### Entries contained in a dataset
******
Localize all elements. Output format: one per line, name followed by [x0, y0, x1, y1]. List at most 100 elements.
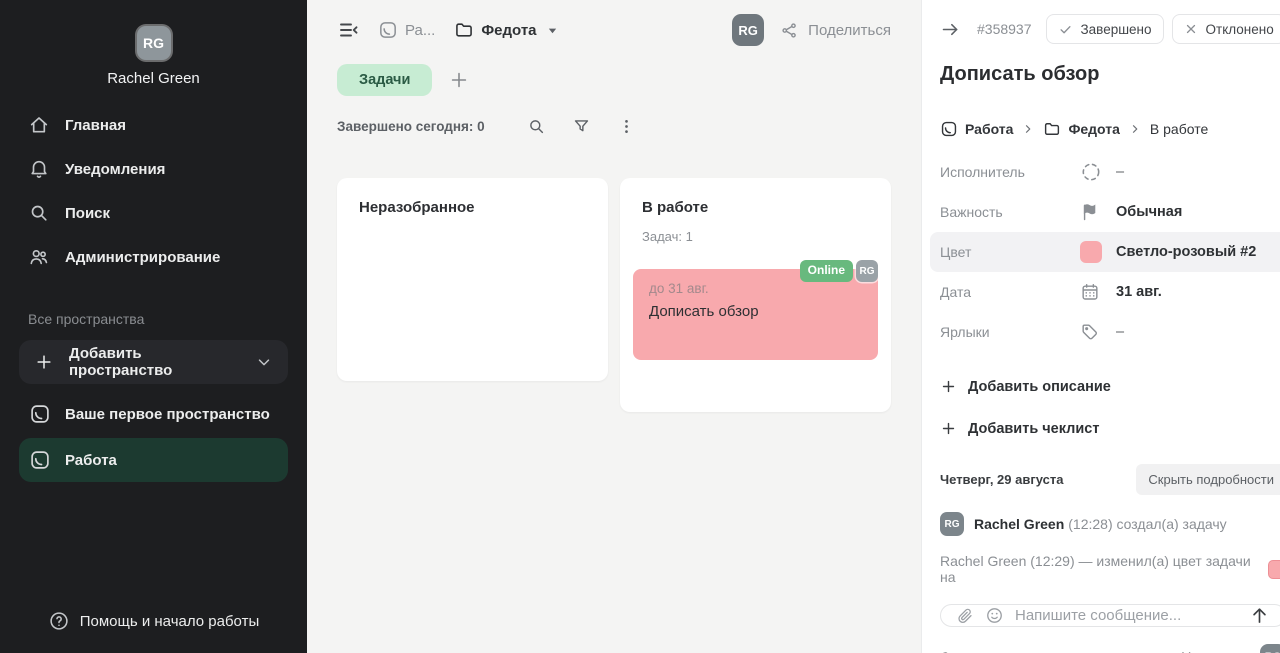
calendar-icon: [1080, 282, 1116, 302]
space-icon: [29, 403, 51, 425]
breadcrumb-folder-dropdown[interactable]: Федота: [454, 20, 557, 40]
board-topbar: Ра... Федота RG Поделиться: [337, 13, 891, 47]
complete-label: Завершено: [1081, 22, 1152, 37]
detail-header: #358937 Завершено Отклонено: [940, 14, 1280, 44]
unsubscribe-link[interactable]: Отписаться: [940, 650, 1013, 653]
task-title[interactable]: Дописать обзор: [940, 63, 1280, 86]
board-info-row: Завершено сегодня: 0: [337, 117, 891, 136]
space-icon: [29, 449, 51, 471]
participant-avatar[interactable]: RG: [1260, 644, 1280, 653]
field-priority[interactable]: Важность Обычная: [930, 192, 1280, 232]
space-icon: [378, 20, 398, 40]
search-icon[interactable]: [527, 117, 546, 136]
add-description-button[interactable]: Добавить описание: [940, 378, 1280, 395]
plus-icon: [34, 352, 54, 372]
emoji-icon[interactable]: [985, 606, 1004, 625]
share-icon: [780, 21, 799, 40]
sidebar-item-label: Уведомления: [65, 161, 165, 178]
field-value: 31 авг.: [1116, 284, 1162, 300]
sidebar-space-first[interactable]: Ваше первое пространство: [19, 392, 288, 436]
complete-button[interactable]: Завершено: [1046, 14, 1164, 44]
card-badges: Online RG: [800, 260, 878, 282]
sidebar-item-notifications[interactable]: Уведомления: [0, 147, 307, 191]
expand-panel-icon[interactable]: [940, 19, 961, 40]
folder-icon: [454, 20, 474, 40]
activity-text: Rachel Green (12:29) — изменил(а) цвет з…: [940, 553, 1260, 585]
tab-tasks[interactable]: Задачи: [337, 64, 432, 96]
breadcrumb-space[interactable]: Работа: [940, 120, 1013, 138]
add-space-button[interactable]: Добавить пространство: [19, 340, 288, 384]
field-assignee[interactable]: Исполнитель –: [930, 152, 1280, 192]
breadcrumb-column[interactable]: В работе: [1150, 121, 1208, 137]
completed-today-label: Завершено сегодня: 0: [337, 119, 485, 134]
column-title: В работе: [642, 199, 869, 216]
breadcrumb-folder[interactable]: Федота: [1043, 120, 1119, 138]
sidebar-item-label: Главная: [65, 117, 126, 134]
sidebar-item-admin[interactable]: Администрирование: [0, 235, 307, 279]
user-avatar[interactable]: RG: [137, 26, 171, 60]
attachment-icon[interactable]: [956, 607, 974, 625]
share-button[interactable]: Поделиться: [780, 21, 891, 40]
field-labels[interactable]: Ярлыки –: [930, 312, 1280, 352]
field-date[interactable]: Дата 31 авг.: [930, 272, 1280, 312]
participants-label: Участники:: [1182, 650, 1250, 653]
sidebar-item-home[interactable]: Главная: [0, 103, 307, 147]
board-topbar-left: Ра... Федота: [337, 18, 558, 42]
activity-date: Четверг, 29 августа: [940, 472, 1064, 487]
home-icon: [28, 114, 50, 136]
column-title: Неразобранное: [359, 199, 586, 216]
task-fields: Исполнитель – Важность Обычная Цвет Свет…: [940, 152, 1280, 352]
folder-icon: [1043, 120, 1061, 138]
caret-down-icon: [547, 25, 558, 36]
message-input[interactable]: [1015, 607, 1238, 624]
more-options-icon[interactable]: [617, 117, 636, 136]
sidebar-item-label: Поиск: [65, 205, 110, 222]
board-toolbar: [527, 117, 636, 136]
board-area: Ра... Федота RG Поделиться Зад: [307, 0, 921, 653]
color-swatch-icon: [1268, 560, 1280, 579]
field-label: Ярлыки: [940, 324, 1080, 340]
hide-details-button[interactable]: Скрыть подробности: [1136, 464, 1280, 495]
******
### Problem
Can you rewrite the entries as a JSON list of strings, one per line with blank lines omitted, covering everything from the line containing "calendar-icon: [1080, 282, 1116, 302]" down to the line containing "folder-icon: [454, 20, 474, 40]"?

### Finished answer
[
  "calendar-icon: [1080, 282, 1116, 302]",
  "space-icon: [29, 403, 51, 425]",
  "breadcrumb-folder-dropdown[interactable]: Федота: [454, 20, 557, 40]",
  "board-topbar: Ра... Федота RG Поделиться: [337, 13, 891, 47]",
  "complete-label: Завершено: [1081, 22, 1152, 37]",
  "detail-header: #358937 Завершено Отклонено: [940, 14, 1280, 44]",
  "unsubscribe-link[interactable]: Отписаться: [940, 650, 1013, 653]",
  "task-title[interactable]: Дописать обзор: [940, 63, 1280, 86]",
  "board-info-row: Завершено сегодня: 0: [337, 117, 891, 136]",
  "space-icon: [29, 449, 51, 471]",
  "participant-avatar[interactable]: RG: [1260, 644, 1280, 653]",
  "field-priority[interactable]: Важность Обычная: [930, 192, 1280, 232]",
  "space-icon: [378, 20, 398, 40]",
  "search-icon[interactable]: [527, 117, 546, 136]",
  "add-description-button[interactable]: Добавить описание: [940, 378, 1280, 395]",
  "plus-icon: [34, 352, 54, 372]",
  "emoji-icon[interactable]: [985, 606, 1004, 625]",
  "share-icon: [780, 21, 799, 40]",
  "sidebar-item-label: Уведомления: [65, 161, 165, 178]",
  "field-value: 31 авг.: [1116, 284, 1162, 300]",
  "sidebar-space-first[interactable]: Ваше первое пространство: [19, 392, 288, 436]",
  "complete-button[interactable]: Завершено: [1046, 14, 1164, 44]",
  "card-badges: Online RG: [800, 260, 878, 282]",
  "sidebar-item-notifications[interactable]: Уведомления: [0, 147, 307, 191]",
  "expand-panel-icon[interactable]: [940, 19, 961, 40]",
  "folder-icon: [454, 20, 474, 40]"
]